* **Listed records**:

'''

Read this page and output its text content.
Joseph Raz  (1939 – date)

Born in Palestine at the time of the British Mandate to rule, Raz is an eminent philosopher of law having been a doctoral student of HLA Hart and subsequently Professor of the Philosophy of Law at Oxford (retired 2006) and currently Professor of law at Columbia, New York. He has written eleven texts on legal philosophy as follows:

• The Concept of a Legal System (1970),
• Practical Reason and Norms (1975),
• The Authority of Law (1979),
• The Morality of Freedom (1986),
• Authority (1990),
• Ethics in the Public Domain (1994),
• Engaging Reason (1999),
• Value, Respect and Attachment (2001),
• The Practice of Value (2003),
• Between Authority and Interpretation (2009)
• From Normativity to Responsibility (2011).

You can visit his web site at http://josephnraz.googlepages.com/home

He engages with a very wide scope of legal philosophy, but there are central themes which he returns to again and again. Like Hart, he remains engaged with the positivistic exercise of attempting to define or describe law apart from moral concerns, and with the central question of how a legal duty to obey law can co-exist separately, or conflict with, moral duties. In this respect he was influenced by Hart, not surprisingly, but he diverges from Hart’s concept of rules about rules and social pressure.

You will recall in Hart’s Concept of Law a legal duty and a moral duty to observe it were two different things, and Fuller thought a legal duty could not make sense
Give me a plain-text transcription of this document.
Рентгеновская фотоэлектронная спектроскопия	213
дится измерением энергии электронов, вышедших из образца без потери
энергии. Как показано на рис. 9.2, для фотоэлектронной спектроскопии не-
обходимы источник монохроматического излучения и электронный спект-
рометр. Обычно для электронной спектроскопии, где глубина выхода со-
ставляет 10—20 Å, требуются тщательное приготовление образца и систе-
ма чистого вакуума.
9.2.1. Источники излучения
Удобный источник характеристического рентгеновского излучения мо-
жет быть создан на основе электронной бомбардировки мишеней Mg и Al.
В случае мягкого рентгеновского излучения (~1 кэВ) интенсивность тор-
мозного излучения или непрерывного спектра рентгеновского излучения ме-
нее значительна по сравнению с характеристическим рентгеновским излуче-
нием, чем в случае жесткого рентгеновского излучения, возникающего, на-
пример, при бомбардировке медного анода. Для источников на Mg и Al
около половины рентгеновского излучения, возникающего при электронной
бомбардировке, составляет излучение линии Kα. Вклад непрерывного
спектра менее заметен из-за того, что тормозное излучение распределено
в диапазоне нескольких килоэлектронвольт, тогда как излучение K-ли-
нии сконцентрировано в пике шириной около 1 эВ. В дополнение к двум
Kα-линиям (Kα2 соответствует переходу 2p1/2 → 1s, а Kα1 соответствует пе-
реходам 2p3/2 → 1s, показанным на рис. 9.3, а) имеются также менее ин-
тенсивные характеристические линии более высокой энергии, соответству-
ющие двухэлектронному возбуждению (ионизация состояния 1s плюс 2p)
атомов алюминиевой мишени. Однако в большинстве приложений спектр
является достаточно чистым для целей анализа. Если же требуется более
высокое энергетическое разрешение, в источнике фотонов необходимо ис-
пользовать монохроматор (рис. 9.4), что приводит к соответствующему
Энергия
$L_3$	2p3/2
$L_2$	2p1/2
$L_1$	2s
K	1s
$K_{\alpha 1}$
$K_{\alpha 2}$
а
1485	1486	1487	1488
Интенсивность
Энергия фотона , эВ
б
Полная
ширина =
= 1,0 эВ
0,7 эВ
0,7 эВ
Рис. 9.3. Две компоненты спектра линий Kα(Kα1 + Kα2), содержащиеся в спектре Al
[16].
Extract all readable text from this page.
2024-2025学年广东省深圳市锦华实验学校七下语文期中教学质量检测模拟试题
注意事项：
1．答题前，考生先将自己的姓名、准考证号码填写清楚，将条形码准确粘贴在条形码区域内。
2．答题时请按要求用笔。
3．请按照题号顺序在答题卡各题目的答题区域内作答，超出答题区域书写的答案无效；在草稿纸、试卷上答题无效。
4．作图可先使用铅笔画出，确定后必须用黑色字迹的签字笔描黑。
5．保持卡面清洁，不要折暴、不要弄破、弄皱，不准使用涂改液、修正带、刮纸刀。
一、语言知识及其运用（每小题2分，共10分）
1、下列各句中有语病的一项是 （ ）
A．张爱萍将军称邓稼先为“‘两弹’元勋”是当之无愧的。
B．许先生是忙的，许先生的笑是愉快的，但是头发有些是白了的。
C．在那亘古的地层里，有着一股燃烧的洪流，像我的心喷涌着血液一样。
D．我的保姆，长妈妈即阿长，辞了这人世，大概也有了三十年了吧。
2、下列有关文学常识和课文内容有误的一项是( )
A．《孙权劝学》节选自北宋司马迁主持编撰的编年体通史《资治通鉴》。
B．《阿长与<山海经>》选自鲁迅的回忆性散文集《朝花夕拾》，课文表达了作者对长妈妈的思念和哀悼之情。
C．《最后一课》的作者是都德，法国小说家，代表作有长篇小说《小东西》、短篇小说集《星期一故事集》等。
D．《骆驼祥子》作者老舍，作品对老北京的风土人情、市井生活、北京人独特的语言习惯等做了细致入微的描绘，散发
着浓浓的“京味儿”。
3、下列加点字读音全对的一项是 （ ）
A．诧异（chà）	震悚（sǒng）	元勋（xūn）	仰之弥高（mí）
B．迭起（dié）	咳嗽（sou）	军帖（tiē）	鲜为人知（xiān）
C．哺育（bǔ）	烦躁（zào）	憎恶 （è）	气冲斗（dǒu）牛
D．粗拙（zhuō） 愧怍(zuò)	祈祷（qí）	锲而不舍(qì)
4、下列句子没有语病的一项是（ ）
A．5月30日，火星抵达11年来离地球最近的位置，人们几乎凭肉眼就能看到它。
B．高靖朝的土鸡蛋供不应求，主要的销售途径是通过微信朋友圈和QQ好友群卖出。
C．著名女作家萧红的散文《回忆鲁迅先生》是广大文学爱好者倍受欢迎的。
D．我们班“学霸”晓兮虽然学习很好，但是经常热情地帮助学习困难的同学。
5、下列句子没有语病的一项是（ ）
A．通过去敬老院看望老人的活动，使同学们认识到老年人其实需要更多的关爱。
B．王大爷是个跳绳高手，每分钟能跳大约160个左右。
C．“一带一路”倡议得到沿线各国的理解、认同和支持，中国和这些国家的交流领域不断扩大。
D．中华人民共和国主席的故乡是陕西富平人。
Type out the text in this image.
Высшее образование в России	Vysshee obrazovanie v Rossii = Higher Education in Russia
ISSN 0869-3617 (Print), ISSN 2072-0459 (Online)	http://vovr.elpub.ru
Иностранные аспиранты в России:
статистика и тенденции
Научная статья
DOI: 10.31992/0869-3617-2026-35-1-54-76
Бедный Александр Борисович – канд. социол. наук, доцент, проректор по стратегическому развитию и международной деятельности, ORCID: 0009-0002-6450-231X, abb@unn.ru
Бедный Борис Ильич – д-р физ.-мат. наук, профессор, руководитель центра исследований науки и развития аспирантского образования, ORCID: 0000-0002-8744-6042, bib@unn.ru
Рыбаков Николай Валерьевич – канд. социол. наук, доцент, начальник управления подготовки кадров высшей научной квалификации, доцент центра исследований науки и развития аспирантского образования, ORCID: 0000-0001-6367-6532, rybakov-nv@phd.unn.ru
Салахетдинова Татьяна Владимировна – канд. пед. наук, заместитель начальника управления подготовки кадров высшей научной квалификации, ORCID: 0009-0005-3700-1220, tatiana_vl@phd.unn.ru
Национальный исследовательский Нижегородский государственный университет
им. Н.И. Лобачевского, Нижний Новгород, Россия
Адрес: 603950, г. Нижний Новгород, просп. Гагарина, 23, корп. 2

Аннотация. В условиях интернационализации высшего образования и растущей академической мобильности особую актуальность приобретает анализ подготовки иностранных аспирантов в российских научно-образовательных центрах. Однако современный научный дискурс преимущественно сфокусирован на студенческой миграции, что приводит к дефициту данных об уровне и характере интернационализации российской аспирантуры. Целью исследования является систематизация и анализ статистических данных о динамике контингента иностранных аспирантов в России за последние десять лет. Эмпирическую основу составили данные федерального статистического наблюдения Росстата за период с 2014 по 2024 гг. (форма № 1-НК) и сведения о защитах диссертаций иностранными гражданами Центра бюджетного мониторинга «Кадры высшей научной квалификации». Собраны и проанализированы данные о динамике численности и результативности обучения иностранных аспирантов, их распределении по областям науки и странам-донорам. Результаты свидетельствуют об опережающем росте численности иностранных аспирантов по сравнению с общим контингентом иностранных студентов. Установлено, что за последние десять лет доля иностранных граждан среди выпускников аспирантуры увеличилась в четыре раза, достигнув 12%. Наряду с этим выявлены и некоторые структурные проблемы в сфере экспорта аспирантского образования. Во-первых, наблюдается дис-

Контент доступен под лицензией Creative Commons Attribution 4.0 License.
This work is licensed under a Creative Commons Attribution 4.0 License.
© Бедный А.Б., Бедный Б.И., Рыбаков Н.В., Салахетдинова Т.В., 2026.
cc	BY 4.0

'''

Only the number is wanted: how many lines of the material contain the word "возникающего"?

* **Result**: 2